▶ _Your goal_
Please count the lines below that contain the word "TradingView", and reply with that number alone.

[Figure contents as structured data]
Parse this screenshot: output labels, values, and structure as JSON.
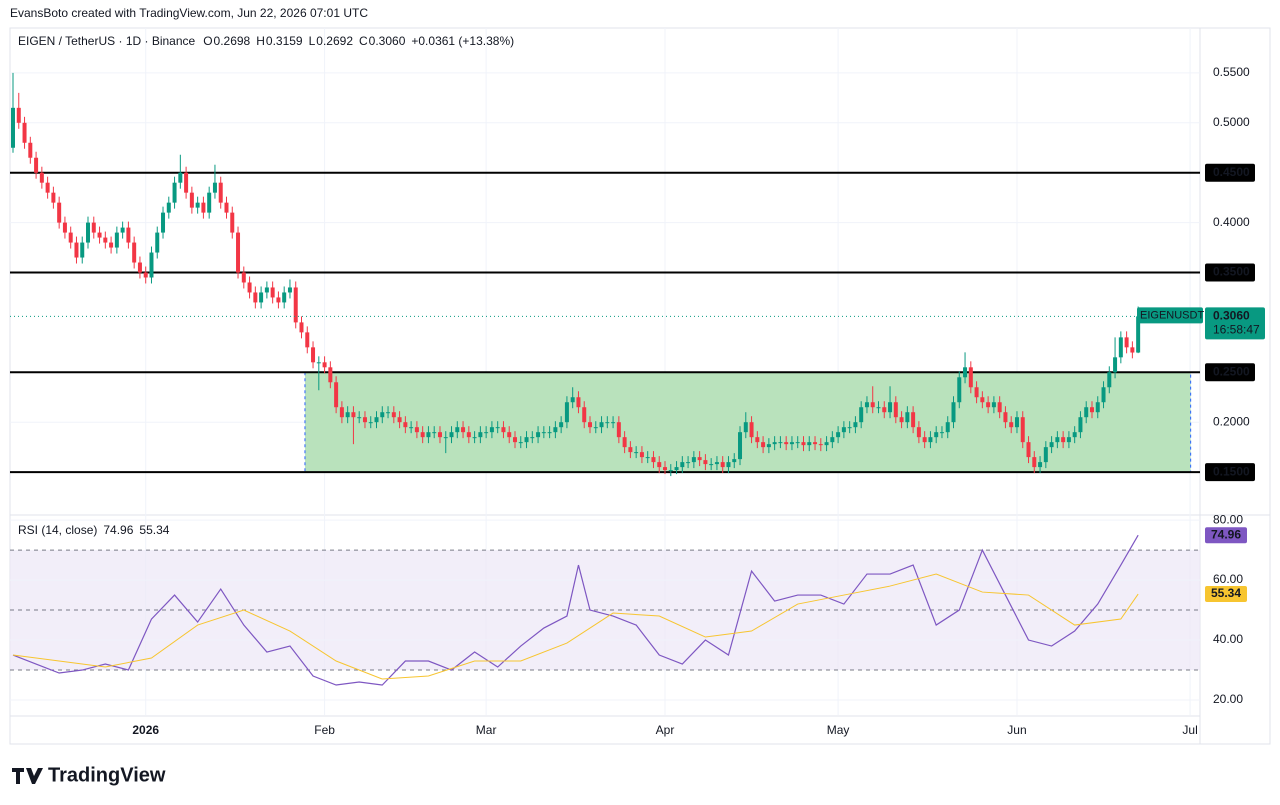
{
  "header": {
    "credit": "EvansBoto created with TradingView.com, Jun 22, 2026 07:01 UTC",
    "brand": "TradingView"
  },
  "chart_data": {
    "type": "candlestick",
    "title": "EIGEN / TetherUS · 1D · Binance",
    "ohlc_legend": [
      {
        "key": "O",
        "value": "0.2698"
      },
      {
        "key": "H",
        "value": "0.3159"
      },
      {
        "key": "L",
        "value": "0.2692"
      },
      {
        "key": "C",
        "value": "0.3060"
      }
    ],
    "change": "+0.0361 (+13.38%)",
    "up_color": "#089981",
    "down_color": "#f23645",
    "xlim": [
      -0.52,
      205.72
    ],
    "xticks": [
      {
        "value": 23,
        "label": "2026"
      },
      {
        "value": 54,
        "label": "Feb"
      },
      {
        "value": 82,
        "label": "Mar"
      },
      {
        "value": 113,
        "label": "Apr"
      },
      {
        "value": 143,
        "label": "May"
      },
      {
        "value": 174,
        "label": "Jun"
      },
      {
        "value": 204,
        "label": "Jul"
      }
    ],
    "ylim": [
      0.107,
      0.595
    ],
    "yticks": [
      {
        "value": 0.55,
        "label": "0.5500"
      },
      {
        "value": 0.5,
        "label": "0.5000"
      },
      {
        "value": 0.4,
        "label": "0.4000"
      },
      {
        "value": 0.2,
        "label": "0.2000"
      }
    ],
    "levels": [
      {
        "value": 0.45,
        "label": "0.4500"
      },
      {
        "value": 0.35,
        "label": "0.3500"
      },
      {
        "value": 0.25,
        "label": "0.2500"
      },
      {
        "value": 0.15,
        "label": "0.1500"
      }
    ],
    "zone": {
      "x": [
        50.6,
        204.1
      ],
      "y": [
        0.15,
        0.25
      ],
      "color": "#b5e0b8"
    },
    "last": {
      "symbol": "EIGENUSDT",
      "price": {
        "value": 0.306,
        "label": "0.3060"
      },
      "countdown": "16:58:47"
    },
    "open": [
      0.475,
      0.515,
      0.5,
      0.48,
      0.465,
      0.45,
      0.44,
      0.43,
      0.42,
      0.4,
      0.39,
      0.38,
      0.365,
      0.38,
      0.4,
      0.39,
      0.385,
      0.38,
      0.375,
      0.39,
      0.395,
      0.38,
      0.36,
      0.35,
      0.345,
      0.37,
      0.39,
      0.41,
      0.42,
      0.44,
      0.45,
      0.43,
      0.415,
      0.42,
      0.41,
      0.43,
      0.44,
      0.42,
      0.41,
      0.39,
      0.35,
      0.34,
      0.33,
      0.32,
      0.33,
      0.335,
      0.325,
      0.32,
      0.33,
      0.335,
      0.3,
      0.29,
      0.275,
      0.26,
      0.26,
      0.255,
      0.24,
      0.215,
      0.205,
      0.21,
      0.205,
      0.205,
      0.2,
      0.2,
      0.205,
      0.21,
      0.21,
      0.205,
      0.2,
      0.195,
      0.195,
      0.19,
      0.185,
      0.19,
      0.19,
      0.185,
      0.185,
      0.19,
      0.195,
      0.19,
      0.185,
      0.185,
      0.19,
      0.19,
      0.195,
      0.195,
      0.19,
      0.185,
      0.18,
      0.18,
      0.185,
      0.185,
      0.19,
      0.19,
      0.19,
      0.195,
      0.2,
      0.22,
      0.225,
      0.215,
      0.2,
      0.195,
      0.195,
      0.2,
      0.2,
      0.2,
      0.185,
      0.175,
      0.17,
      0.17,
      0.165,
      0.165,
      0.16,
      0.155,
      0.152,
      0.152,
      0.155,
      0.16,
      0.16,
      0.165,
      0.162,
      0.158,
      0.158,
      0.16,
      0.155,
      0.16,
      0.163,
      0.19,
      0.2,
      0.185,
      0.18,
      0.175,
      0.178,
      0.18,
      0.18,
      0.178,
      0.18,
      0.18,
      0.177,
      0.18,
      0.178,
      0.177,
      0.18,
      0.185,
      0.19,
      0.195,
      0.195,
      0.2,
      0.215,
      0.22,
      0.215,
      0.215,
      0.21,
      0.22,
      0.205,
      0.2,
      0.21,
      0.195,
      0.185,
      0.18,
      0.185,
      0.19,
      0.19,
      0.2,
      0.22,
      0.245,
      0.255,
      0.235,
      0.225,
      0.22,
      0.215,
      0.22,
      0.21,
      0.2,
      0.195,
      0.205,
      0.18,
      0.165,
      0.155,
      0.16,
      0.175,
      0.18,
      0.185,
      0.18,
      0.185,
      0.19,
      0.205,
      0.215,
      0.21,
      0.22,
      0.235,
      0.25,
      0.265,
      0.285,
      0.275,
      0.2698
    ],
    "high": [
      0.55,
      0.53,
      0.506,
      0.486,
      0.471,
      0.456,
      0.446,
      0.436,
      0.426,
      0.406,
      0.396,
      0.386,
      0.386,
      0.406,
      0.406,
      0.396,
      0.391,
      0.386,
      0.396,
      0.401,
      0.401,
      0.386,
      0.366,
      0.356,
      0.376,
      0.396,
      0.416,
      0.426,
      0.446,
      0.468,
      0.456,
      0.436,
      0.426,
      0.426,
      0.436,
      0.458,
      0.446,
      0.426,
      0.416,
      0.396,
      0.356,
      0.346,
      0.336,
      0.336,
      0.341,
      0.341,
      0.331,
      0.336,
      0.343,
      0.341,
      0.306,
      0.296,
      0.281,
      0.266,
      0.266,
      0.261,
      0.246,
      0.221,
      0.216,
      0.216,
      0.211,
      0.211,
      0.206,
      0.211,
      0.216,
      0.216,
      0.216,
      0.211,
      0.206,
      0.201,
      0.201,
      0.196,
      0.196,
      0.196,
      0.196,
      0.191,
      0.196,
      0.201,
      0.201,
      0.196,
      0.191,
      0.196,
      0.196,
      0.201,
      0.201,
      0.201,
      0.196,
      0.191,
      0.186,
      0.191,
      0.191,
      0.196,
      0.196,
      0.196,
      0.201,
      0.206,
      0.226,
      0.235,
      0.231,
      0.221,
      0.206,
      0.201,
      0.206,
      0.206,
      0.206,
      0.206,
      0.191,
      0.181,
      0.176,
      0.176,
      0.171,
      0.171,
      0.166,
      0.161,
      0.158,
      0.161,
      0.166,
      0.166,
      0.171,
      0.171,
      0.168,
      0.164,
      0.166,
      0.166,
      0.166,
      0.169,
      0.196,
      0.21,
      0.206,
      0.191,
      0.186,
      0.184,
      0.186,
      0.186,
      0.186,
      0.186,
      0.186,
      0.186,
      0.186,
      0.186,
      0.184,
      0.186,
      0.191,
      0.196,
      0.201,
      0.201,
      0.206,
      0.221,
      0.226,
      0.236,
      0.221,
      0.221,
      0.236,
      0.226,
      0.211,
      0.216,
      0.216,
      0.201,
      0.191,
      0.191,
      0.196,
      0.196,
      0.206,
      0.226,
      0.251,
      0.27,
      0.261,
      0.241,
      0.231,
      0.226,
      0.226,
      0.226,
      0.216,
      0.206,
      0.211,
      0.211,
      0.186,
      0.171,
      0.166,
      0.181,
      0.186,
      0.191,
      0.191,
      0.191,
      0.196,
      0.211,
      0.221,
      0.221,
      0.226,
      0.241,
      0.256,
      0.285,
      0.291,
      0.291,
      0.281,
      0.3159
    ],
    "low": [
      0.47,
      0.494,
      0.474,
      0.459,
      0.444,
      0.434,
      0.424,
      0.414,
      0.394,
      0.384,
      0.374,
      0.359,
      0.359,
      0.374,
      0.384,
      0.379,
      0.374,
      0.369,
      0.369,
      0.384,
      0.374,
      0.354,
      0.344,
      0.339,
      0.339,
      0.364,
      0.384,
      0.404,
      0.414,
      0.434,
      0.424,
      0.409,
      0.409,
      0.404,
      0.404,
      0.424,
      0.414,
      0.404,
      0.384,
      0.344,
      0.334,
      0.324,
      0.314,
      0.314,
      0.324,
      0.319,
      0.314,
      0.314,
      0.324,
      0.294,
      0.284,
      0.269,
      0.254,
      0.232,
      0.249,
      0.234,
      0.209,
      0.199,
      0.199,
      0.178,
      0.199,
      0.194,
      0.194,
      0.194,
      0.199,
      0.204,
      0.199,
      0.194,
      0.189,
      0.189,
      0.184,
      0.179,
      0.179,
      0.184,
      0.179,
      0.169,
      0.179,
      0.184,
      0.184,
      0.179,
      0.179,
      0.179,
      0.184,
      0.184,
      0.189,
      0.184,
      0.179,
      0.174,
      0.174,
      0.174,
      0.179,
      0.179,
      0.184,
      0.184,
      0.184,
      0.189,
      0.194,
      0.214,
      0.209,
      0.194,
      0.189,
      0.189,
      0.189,
      0.194,
      0.194,
      0.179,
      0.169,
      0.164,
      0.164,
      0.159,
      0.159,
      0.154,
      0.149,
      0.148,
      0.146,
      0.148,
      0.149,
      0.154,
      0.154,
      0.156,
      0.152,
      0.152,
      0.152,
      0.149,
      0.149,
      0.154,
      0.157,
      0.184,
      0.179,
      0.174,
      0.169,
      0.169,
      0.172,
      0.174,
      0.172,
      0.172,
      0.174,
      0.171,
      0.171,
      0.172,
      0.171,
      0.171,
      0.174,
      0.179,
      0.184,
      0.189,
      0.189,
      0.194,
      0.209,
      0.209,
      0.209,
      0.204,
      0.204,
      0.199,
      0.194,
      0.194,
      0.189,
      0.179,
      0.174,
      0.174,
      0.179,
      0.184,
      0.184,
      0.194,
      0.214,
      0.239,
      0.229,
      0.219,
      0.214,
      0.209,
      0.209,
      0.204,
      0.194,
      0.189,
      0.189,
      0.174,
      0.159,
      0.149,
      0.149,
      0.154,
      0.169,
      0.174,
      0.174,
      0.174,
      0.179,
      0.184,
      0.199,
      0.204,
      0.204,
      0.214,
      0.229,
      0.244,
      0.259,
      0.269,
      0.264,
      0.2692
    ],
    "close": [
      0.515,
      0.5,
      0.48,
      0.465,
      0.45,
      0.44,
      0.43,
      0.42,
      0.4,
      0.39,
      0.38,
      0.365,
      0.38,
      0.4,
      0.39,
      0.385,
      0.38,
      0.375,
      0.39,
      0.395,
      0.38,
      0.36,
      0.35,
      0.345,
      0.37,
      0.39,
      0.41,
      0.42,
      0.44,
      0.45,
      0.43,
      0.415,
      0.42,
      0.41,
      0.43,
      0.44,
      0.42,
      0.41,
      0.39,
      0.35,
      0.34,
      0.33,
      0.32,
      0.33,
      0.335,
      0.325,
      0.32,
      0.33,
      0.335,
      0.3,
      0.29,
      0.275,
      0.26,
      0.26,
      0.255,
      0.24,
      0.215,
      0.205,
      0.21,
      0.205,
      0.205,
      0.2,
      0.2,
      0.205,
      0.21,
      0.21,
      0.205,
      0.2,
      0.195,
      0.195,
      0.19,
      0.185,
      0.19,
      0.19,
      0.185,
      0.185,
      0.19,
      0.195,
      0.19,
      0.185,
      0.185,
      0.19,
      0.19,
      0.195,
      0.195,
      0.19,
      0.185,
      0.18,
      0.18,
      0.185,
      0.185,
      0.19,
      0.19,
      0.19,
      0.195,
      0.2,
      0.22,
      0.225,
      0.215,
      0.2,
      0.195,
      0.195,
      0.2,
      0.2,
      0.2,
      0.185,
      0.175,
      0.17,
      0.17,
      0.165,
      0.165,
      0.16,
      0.155,
      0.152,
      0.152,
      0.155,
      0.16,
      0.16,
      0.165,
      0.162,
      0.158,
      0.158,
      0.16,
      0.155,
      0.16,
      0.163,
      0.19,
      0.2,
      0.185,
      0.18,
      0.175,
      0.178,
      0.18,
      0.18,
      0.178,
      0.18,
      0.18,
      0.177,
      0.18,
      0.178,
      0.177,
      0.18,
      0.185,
      0.19,
      0.195,
      0.195,
      0.2,
      0.215,
      0.22,
      0.215,
      0.215,
      0.21,
      0.22,
      0.205,
      0.2,
      0.21,
      0.195,
      0.185,
      0.18,
      0.185,
      0.19,
      0.19,
      0.2,
      0.22,
      0.245,
      0.255,
      0.235,
      0.225,
      0.22,
      0.215,
      0.22,
      0.21,
      0.2,
      0.195,
      0.205,
      0.18,
      0.165,
      0.155,
      0.16,
      0.175,
      0.18,
      0.185,
      0.18,
      0.185,
      0.19,
      0.205,
      0.215,
      0.21,
      0.22,
      0.235,
      0.25,
      0.265,
      0.285,
      0.275,
      0.2698,
      0.306
    ],
    "rsi": {
      "title": "RSI (14, close)",
      "ylim": [
        15,
        81.7
      ],
      "yticks": [
        {
          "value": 80,
          "label": "80.00"
        },
        {
          "value": 60,
          "label": "60.00"
        },
        {
          "value": 40,
          "label": "40.00"
        },
        {
          "value": 20,
          "label": "20.00"
        }
      ],
      "bands": [
        30,
        50,
        70
      ],
      "band_color": "#ede7f6",
      "series": [
        {
          "color": "#7e57c2",
          "last_label": "74.96",
          "x": [
            0,
            4,
            8,
            12,
            16,
            20,
            24,
            28,
            32,
            36,
            40,
            44,
            48,
            52,
            56,
            60,
            64,
            68,
            72,
            76,
            80,
            84,
            88,
            92,
            96,
            98,
            100,
            104,
            108,
            112,
            116,
            120,
            124,
            128,
            132,
            136,
            140,
            144,
            148,
            152,
            156,
            160,
            164,
            168,
            172,
            176,
            180,
            184,
            188,
            192,
            195
          ],
          "values": [
            35,
            32,
            29,
            30,
            32,
            30,
            47,
            55,
            46,
            57,
            45,
            36,
            38,
            28,
            25,
            26,
            25,
            33,
            33,
            30,
            36,
            31,
            38,
            44,
            48,
            65,
            50,
            48,
            45,
            35,
            32,
            40,
            35,
            63,
            53,
            55,
            55,
            52,
            62,
            62,
            65,
            45,
            50,
            70,
            55,
            40,
            38,
            43,
            52,
            65,
            74.96
          ]
        },
        {
          "color": "#f7c530",
          "last_label": "55.34",
          "x": [
            0,
            8,
            16,
            24,
            32,
            40,
            48,
            56,
            64,
            72,
            80,
            88,
            96,
            104,
            112,
            120,
            128,
            136,
            144,
            152,
            160,
            168,
            176,
            184,
            192,
            195
          ],
          "values": [
            35,
            33,
            31,
            34,
            45,
            50,
            43,
            33,
            27,
            28,
            33,
            33,
            39,
            49,
            48,
            41,
            43,
            52,
            55,
            58,
            62,
            56,
            55,
            45,
            47,
            55.34
          ]
        }
      ]
    }
  }
}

▶ _Answer to this problem_
2